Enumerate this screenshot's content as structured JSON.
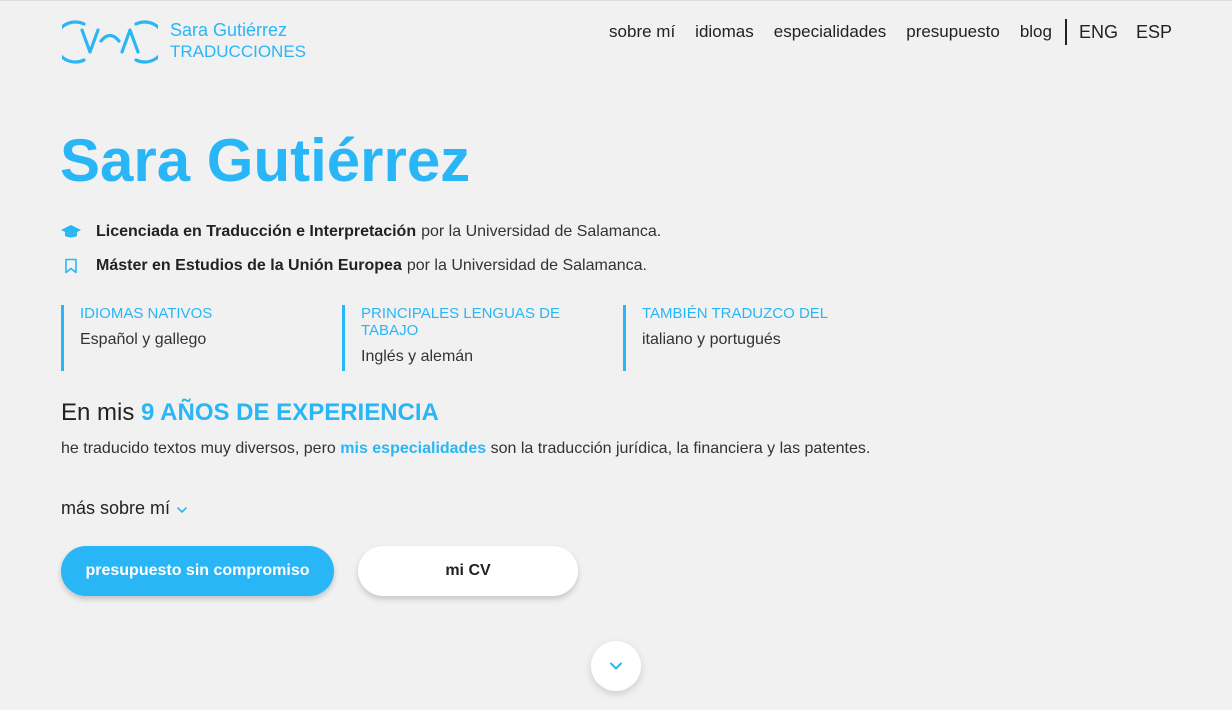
{
  "brand": {
    "name_line1": "Sara Gutiérrez",
    "name_line2": "TRADUCCIONES"
  },
  "nav": {
    "items": [
      "sobre mí",
      "idiomas",
      "especialidades",
      "presupuesto",
      "blog"
    ],
    "languages": [
      "ENG",
      "ESP"
    ]
  },
  "hero": {
    "title": "Sara Gutiérrez",
    "degrees": [
      {
        "icon": "graduation-cap-icon",
        "bold": "Licenciada en Traducción e Interpretación",
        "rest": "por la Universidad de Salamanca."
      },
      {
        "icon": "bookmark-icon",
        "bold": "Máster en Estudios de la Unión Europea",
        "rest": "por la Universidad de Salamanca."
      }
    ],
    "columns": [
      {
        "heading": "IDIOMAS NATIVOS",
        "value": "Español y gallego"
      },
      {
        "heading": "PRINCIPALES LENGUAS DE TABAJO",
        "value": "Inglés y alemán"
      },
      {
        "heading": "TAMBIÉN TRADUZCO DEL",
        "value": "italiano y portugués"
      }
    ],
    "experience": {
      "prefix": "En mis",
      "highlight": "9 AÑOS DE EXPERIENCIA",
      "text_before": "he traducido textos muy diversos, pero",
      "text_link": "mis especialidades",
      "text_after": "son la traducción jurídica, la financiera y las patentes."
    },
    "more_label": "más sobre mí",
    "buttons": {
      "primary": "presupuesto sin compromiso",
      "secondary": "mi CV"
    }
  },
  "colors": {
    "accent": "#29b6f6",
    "background": "#f1f1f1"
  }
}
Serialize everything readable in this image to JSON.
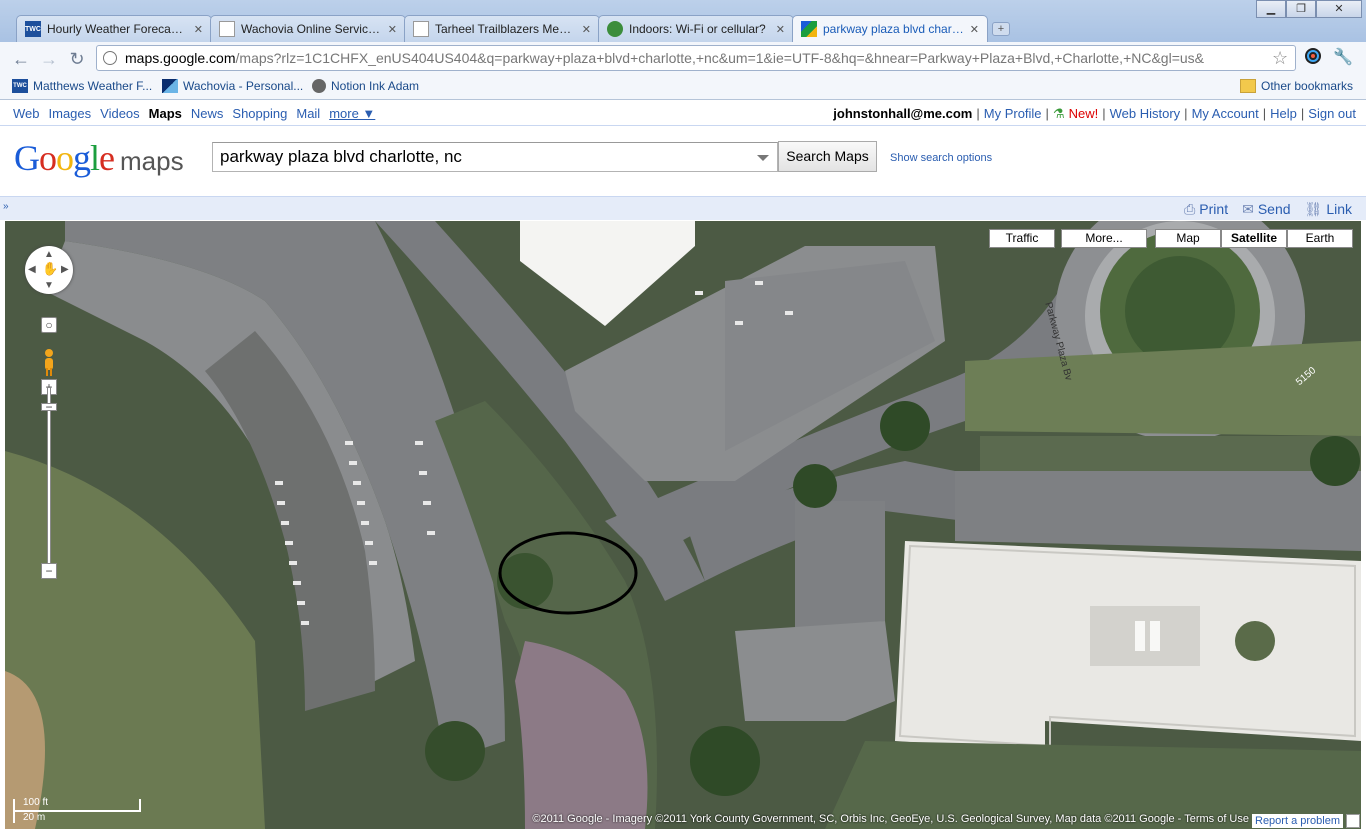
{
  "tabs": [
    {
      "label": "Hourly Weather Forecast ...",
      "icon": "twc-icon",
      "icon_text": "TWC"
    },
    {
      "label": "Wachovia Online Service...",
      "icon": "page-icon"
    },
    {
      "label": "Tarheel Trailblazers Mess...",
      "icon": "page-icon"
    },
    {
      "label": "Indoors: Wi-Fi or cellular?",
      "icon": "globe-icon"
    },
    {
      "label": "parkway plaza blvd charl...",
      "icon": "google-maps-icon"
    }
  ],
  "window": {
    "minimize": "▁",
    "maximize": "❐",
    "close": "✕"
  },
  "omnibox": {
    "host": "maps.google.com",
    "rest": "/maps?rlz=1C1CHFX_enUS404US404&q=parkway+plaza+blvd+charlotte,+nc&um=1&ie=UTF-8&hq=&hnear=Parkway+Plaza+Blvd,+Charlotte,+NC&gl=us&"
  },
  "bookmarks": [
    {
      "label": "Matthews Weather F...",
      "icon_text": "TWC"
    },
    {
      "label": "Wachovia - Personal...",
      "icon_text": ""
    },
    {
      "label": "Notion Ink Adam",
      "icon_text": ""
    }
  ],
  "other_bookmarks": "Other bookmarks",
  "gbar": {
    "left": [
      "Web",
      "Images",
      "Videos",
      "Maps",
      "News",
      "Shopping",
      "Mail"
    ],
    "more": "more ▼",
    "email": "johnstonhall@me.com",
    "my_profile": "My Profile",
    "new": "New!",
    "web_history": "Web History",
    "my_account": "My Account",
    "help": "Help",
    "sign_out": "Sign out",
    "sep": "|"
  },
  "header": {
    "logo_letters": [
      "G",
      "o",
      "o",
      "g",
      "l",
      "e"
    ],
    "logo_maps": "maps",
    "query": "parkway plaza blvd charlotte, nc",
    "search_button": "Search Maps",
    "show_options": "Show search options"
  },
  "printbar": {
    "collapse": "»",
    "print": "Print",
    "send": "Send",
    "link": "Link"
  },
  "map": {
    "types": [
      "Traffic",
      "More...",
      "Map",
      "Satellite",
      "Earth"
    ],
    "selected_type": "Satellite",
    "road_label": "Parkway Plaza Bv",
    "number_label": "5150",
    "scale_ft": "100 ft",
    "scale_m": "20 m",
    "copyright": "©2011 Google - Imagery ©2011 York County Government, SC, Orbis Inc, GeoEye, U.S. Geological Survey, Map data ©2011 Google - Terms of Use",
    "report": "Report a problem"
  },
  "colors": {
    "logo": [
      "#1a5cd8",
      "#d62d20",
      "#f2b50f",
      "#1a5cd8",
      "#1b9e3e",
      "#d62d20"
    ],
    "link": "#2a5db0",
    "new_red": "#dd0000"
  }
}
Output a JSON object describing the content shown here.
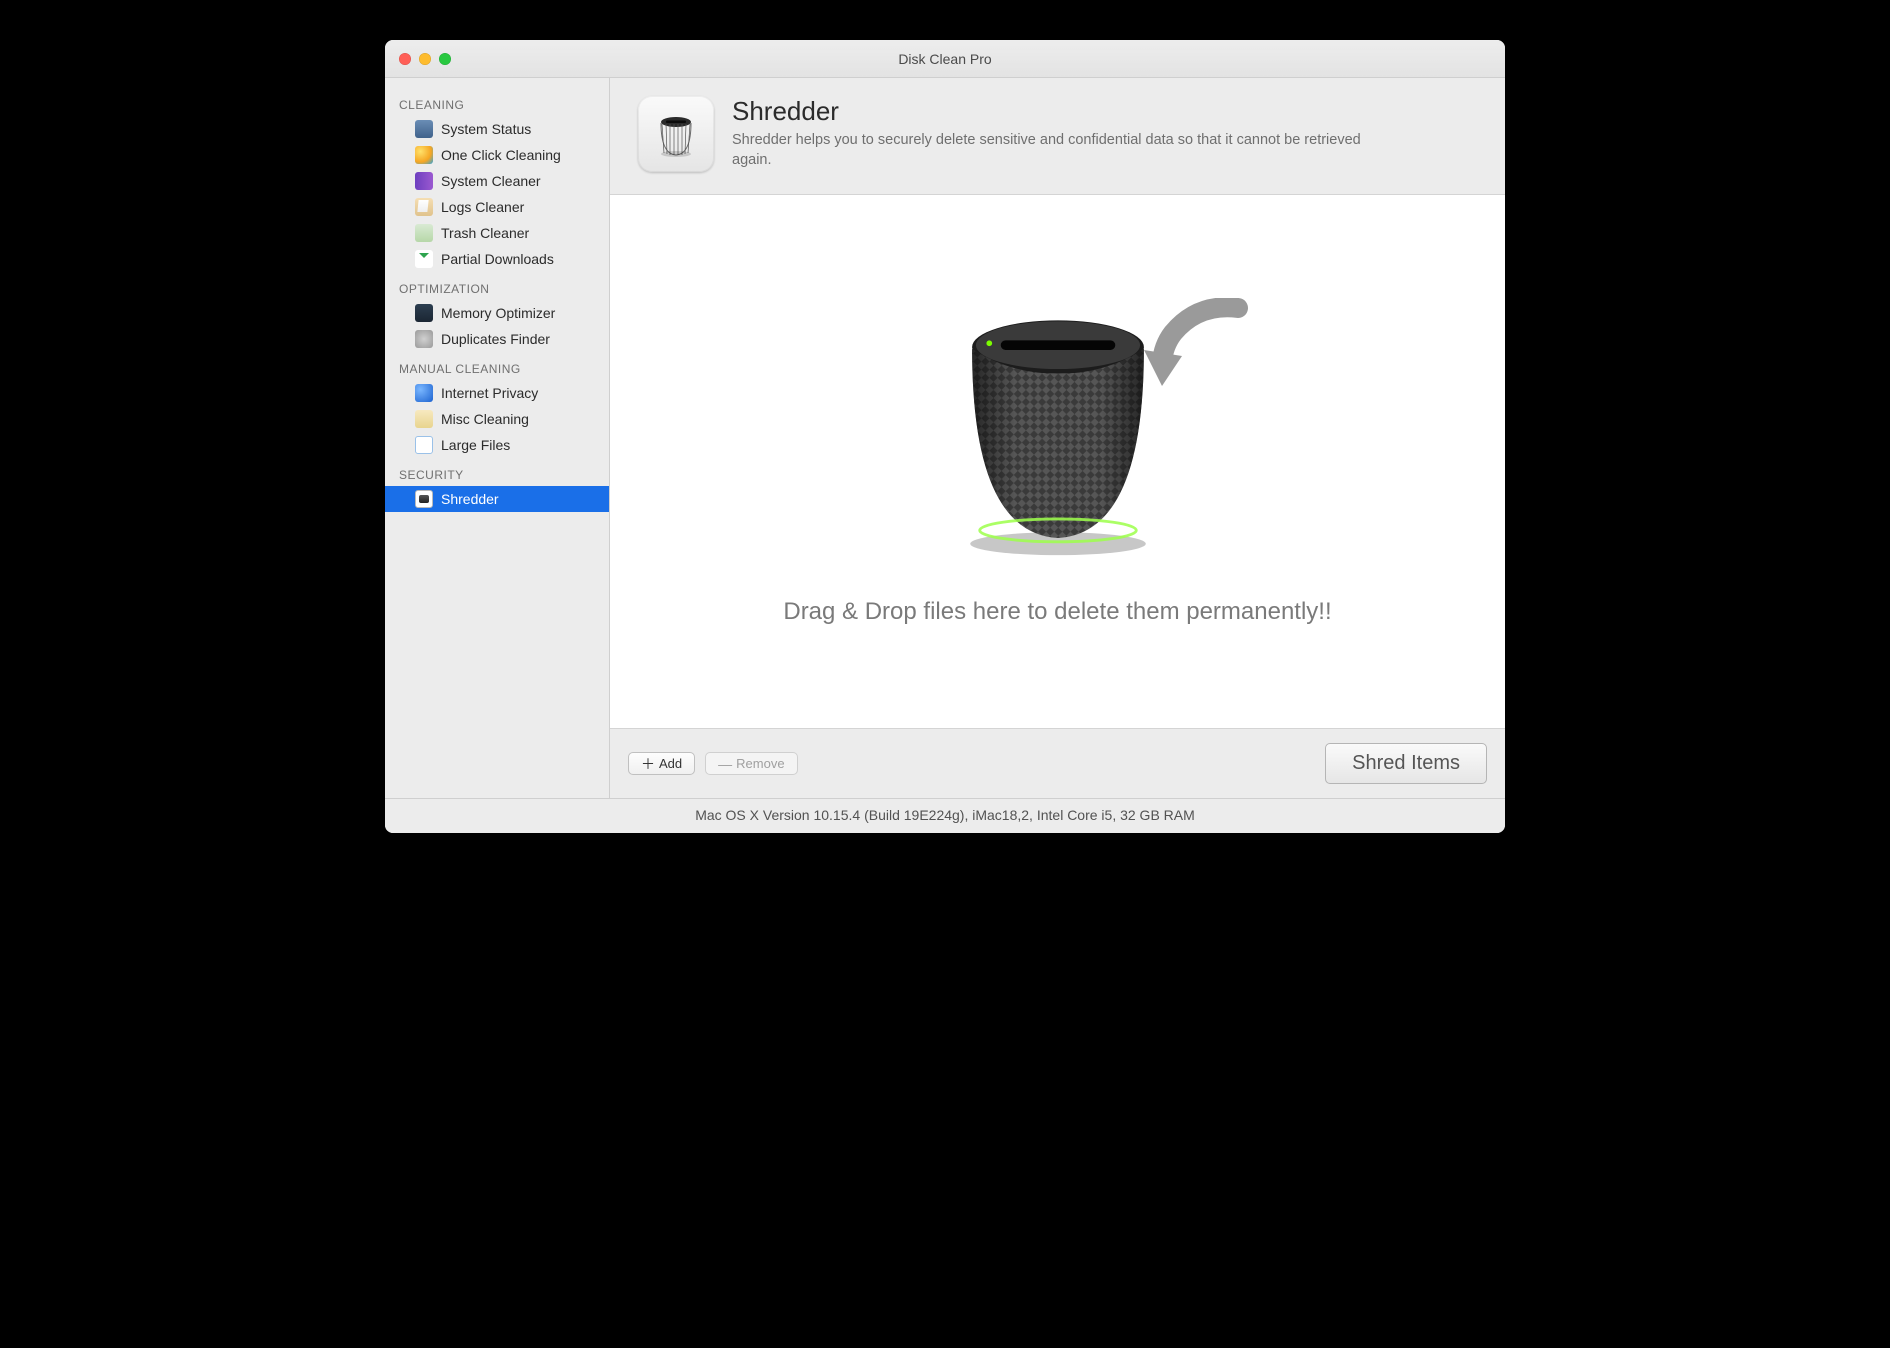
{
  "window": {
    "title": "Disk Clean Pro"
  },
  "sidebar": {
    "sections": [
      {
        "header": "CLEANING",
        "items": [
          {
            "label": "System Status",
            "icon": "monitor-icon"
          },
          {
            "label": "One Click Cleaning",
            "icon": "one-click-icon"
          },
          {
            "label": "System Cleaner",
            "icon": "system-cleaner-icon"
          },
          {
            "label": "Logs Cleaner",
            "icon": "logs-cleaner-icon"
          },
          {
            "label": "Trash Cleaner",
            "icon": "trash-cleaner-icon"
          },
          {
            "label": "Partial Downloads",
            "icon": "download-icon"
          }
        ]
      },
      {
        "header": "OPTIMIZATION",
        "items": [
          {
            "label": "Memory Optimizer",
            "icon": "memory-icon"
          },
          {
            "label": "Duplicates Finder",
            "icon": "duplicates-icon"
          }
        ]
      },
      {
        "header": "MANUAL CLEANING",
        "items": [
          {
            "label": "Internet Privacy",
            "icon": "globe-icon"
          },
          {
            "label": "Misc Cleaning",
            "icon": "misc-icon"
          },
          {
            "label": "Large Files",
            "icon": "large-files-icon"
          }
        ]
      },
      {
        "header": "SECURITY",
        "items": [
          {
            "label": "Shredder",
            "icon": "shredder-icon",
            "selected": true
          }
        ]
      }
    ]
  },
  "main": {
    "title": "Shredder",
    "subtitle": "Shredder helps you to securely delete sensitive and confidential data so that it cannot be retrieved again.",
    "drop_caption": "Drag & Drop files here to delete them permanently!!"
  },
  "toolbar": {
    "add_label": "Add",
    "remove_label": "Remove",
    "shred_label": "Shred Items"
  },
  "statusbar": {
    "text": "Mac OS X Version 10.15.4 (Build 19E224g), iMac18,2, Intel Core i5, 32 GB RAM"
  }
}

+===+

→ What is expected
Reproduce the material word for word, minus the images.

→ Response
Enumerate this screenshot's content as structured JSON.
{
  "brand": {
    "name_line1": "Sara Gutiérrez",
    "name_line2": "TRADUCCIONES"
  },
  "nav": {
    "items": [
      "sobre mí",
      "idiomas",
      "especialidades",
      "presupuesto",
      "blog"
    ],
    "languages": [
      "ENG",
      "ESP"
    ]
  },
  "hero": {
    "title": "Sara Gutiérrez",
    "degrees": [
      {
        "icon": "graduation-cap-icon",
        "bold": "Licenciada en Traducción e Interpretación",
        "rest": "por la Universidad de Salamanca."
      },
      {
        "icon": "bookmark-icon",
        "bold": "Máster en Estudios de la Unión Europea",
        "rest": "por la Universidad de Salamanca."
      }
    ],
    "columns": [
      {
        "heading": "IDIOMAS NATIVOS",
        "value": "Español y gallego"
      },
      {
        "heading": "PRINCIPALES LENGUAS DE TABAJO",
        "value": "Inglés y alemán"
      },
      {
        "heading": "TAMBIÉN TRADUZCO DEL",
        "value": "italiano y portugués"
      }
    ],
    "experience": {
      "prefix": "En mis",
      "highlight": "9 AÑOS DE EXPERIENCIA",
      "text_before": "he traducido textos muy diversos, pero",
      "text_link": "mis especialidades",
      "text_after": "son la traducción jurídica, la financiera y las patentes."
    },
    "more_label": "más sobre mí",
    "buttons": {
      "primary": "presupuesto sin compromiso",
      "secondary": "mi CV"
    }
  },
  "colors": {
    "accent": "#29b6f6",
    "background": "#f1f1f1"
  }
}
Serialize everything readable in this image to JSON.
{
  "tabs": [
    {
      "label": "Hourly Weather Forecast ...",
      "icon": "twc-icon",
      "icon_text": "TWC"
    },
    {
      "label": "Wachovia Online Service...",
      "icon": "page-icon"
    },
    {
      "label": "Tarheel Trailblazers Mess...",
      "icon": "page-icon"
    },
    {
      "label": "Indoors: Wi-Fi or cellular?",
      "icon": "globe-icon"
    },
    {
      "label": "parkway plaza blvd charl...",
      "icon": "google-maps-icon"
    }
  ],
  "window": {
    "minimize": "▁",
    "maximize": "❐",
    "close": "✕"
  },
  "omnibox": {
    "host": "maps.google.com",
    "rest": "/maps?rlz=1C1CHFX_enUS404US404&q=parkway+plaza+blvd+charlotte,+nc&um=1&ie=UTF-8&hq=&hnear=Parkway+Plaza+Blvd,+Charlotte,+NC&gl=us&"
  },
  "bookmarks": [
    {
      "label": "Matthews Weather F...",
      "icon_text": "TWC"
    },
    {
      "label": "Wachovia - Personal...",
      "icon_text": ""
    },
    {
      "label": "Notion Ink Adam",
      "icon_text": ""
    }
  ],
  "other_bookmarks": "Other bookmarks",
  "gbar": {
    "left": [
      "Web",
      "Images",
      "Videos",
      "Maps",
      "News",
      "Shopping",
      "Mail"
    ],
    "more": "more ▼",
    "email": "johnstonhall@me.com",
    "my_profile": "My Profile",
    "new": "New!",
    "web_history": "Web History",
    "my_account": "My Account",
    "help": "Help",
    "sign_out": "Sign out",
    "sep": "|"
  },
  "header": {
    "logo_letters": [
      "G",
      "o",
      "o",
      "g",
      "l",
      "e"
    ],
    "logo_maps": "maps",
    "query": "parkway plaza blvd charlotte, nc",
    "search_button": "Search Maps",
    "show_options": "Show search options"
  },
  "printbar": {
    "collapse": "»",
    "print": "Print",
    "send": "Send",
    "link": "Link"
  },
  "map": {
    "types": [
      "Traffic",
      "More...",
      "Map",
      "Satellite",
      "Earth"
    ],
    "selected_type": "Satellite",
    "road_label": "Parkway Plaza Bv",
    "number_label": "5150",
    "scale_ft": "100 ft",
    "scale_m": "20 m",
    "copyright": "©2011 Google - Imagery ©2011 York County Government, SC, Orbis Inc, GeoEye, U.S. Geological Survey, Map data ©2011 Google - Terms of Use",
    "report": "Report a problem"
  },
  "colors": {
    "logo": [
      "#1a5cd8",
      "#d62d20",
      "#f2b50f",
      "#1a5cd8",
      "#1b9e3e",
      "#d62d20"
    ],
    "link": "#2a5db0",
    "new_red": "#dd0000"
  }
}
Output a JSON object describing the content shown here.
{
  "window": {
    "title": "Disk Clean Pro"
  },
  "sidebar": {
    "sections": [
      {
        "header": "CLEANING",
        "items": [
          {
            "label": "System Status",
            "icon": "monitor-icon"
          },
          {
            "label": "One Click Cleaning",
            "icon": "one-click-icon"
          },
          {
            "label": "System Cleaner",
            "icon": "system-cleaner-icon"
          },
          {
            "label": "Logs Cleaner",
            "icon": "logs-cleaner-icon"
          },
          {
            "label": "Trash Cleaner",
            "icon": "trash-cleaner-icon"
          },
          {
            "label": "Partial Downloads",
            "icon": "download-icon"
          }
        ]
      },
      {
        "header": "OPTIMIZATION",
        "items": [
          {
            "label": "Memory Optimizer",
            "icon": "memory-icon"
          },
          {
            "label": "Duplicates Finder",
            "icon": "duplicates-icon"
          }
        ]
      },
      {
        "header": "MANUAL CLEANING",
        "items": [
          {
            "label": "Internet Privacy",
            "icon": "globe-icon"
          },
          {
            "label": "Misc Cleaning",
            "icon": "misc-icon"
          },
          {
            "label": "Large Files",
            "icon": "large-files-icon"
          }
        ]
      },
      {
        "header": "SECURITY",
        "items": [
          {
            "label": "Shredder",
            "icon": "shredder-icon",
            "selected": true
          }
        ]
      }
    ]
  },
  "main": {
    "title": "Shredder",
    "subtitle": "Shredder helps you to securely delete sensitive and confidential data so that it cannot be retrieved again.",
    "drop_caption": "Drag & Drop files here to delete them permanently!!"
  },
  "toolbar": {
    "add_label": "Add",
    "remove_label": "Remove",
    "shred_label": "Shred Items"
  },
  "statusbar": {
    "text": "Mac OS X Version 10.15.4 (Build 19E224g), iMac18,2, Intel Core i5, 32 GB RAM"
  }
}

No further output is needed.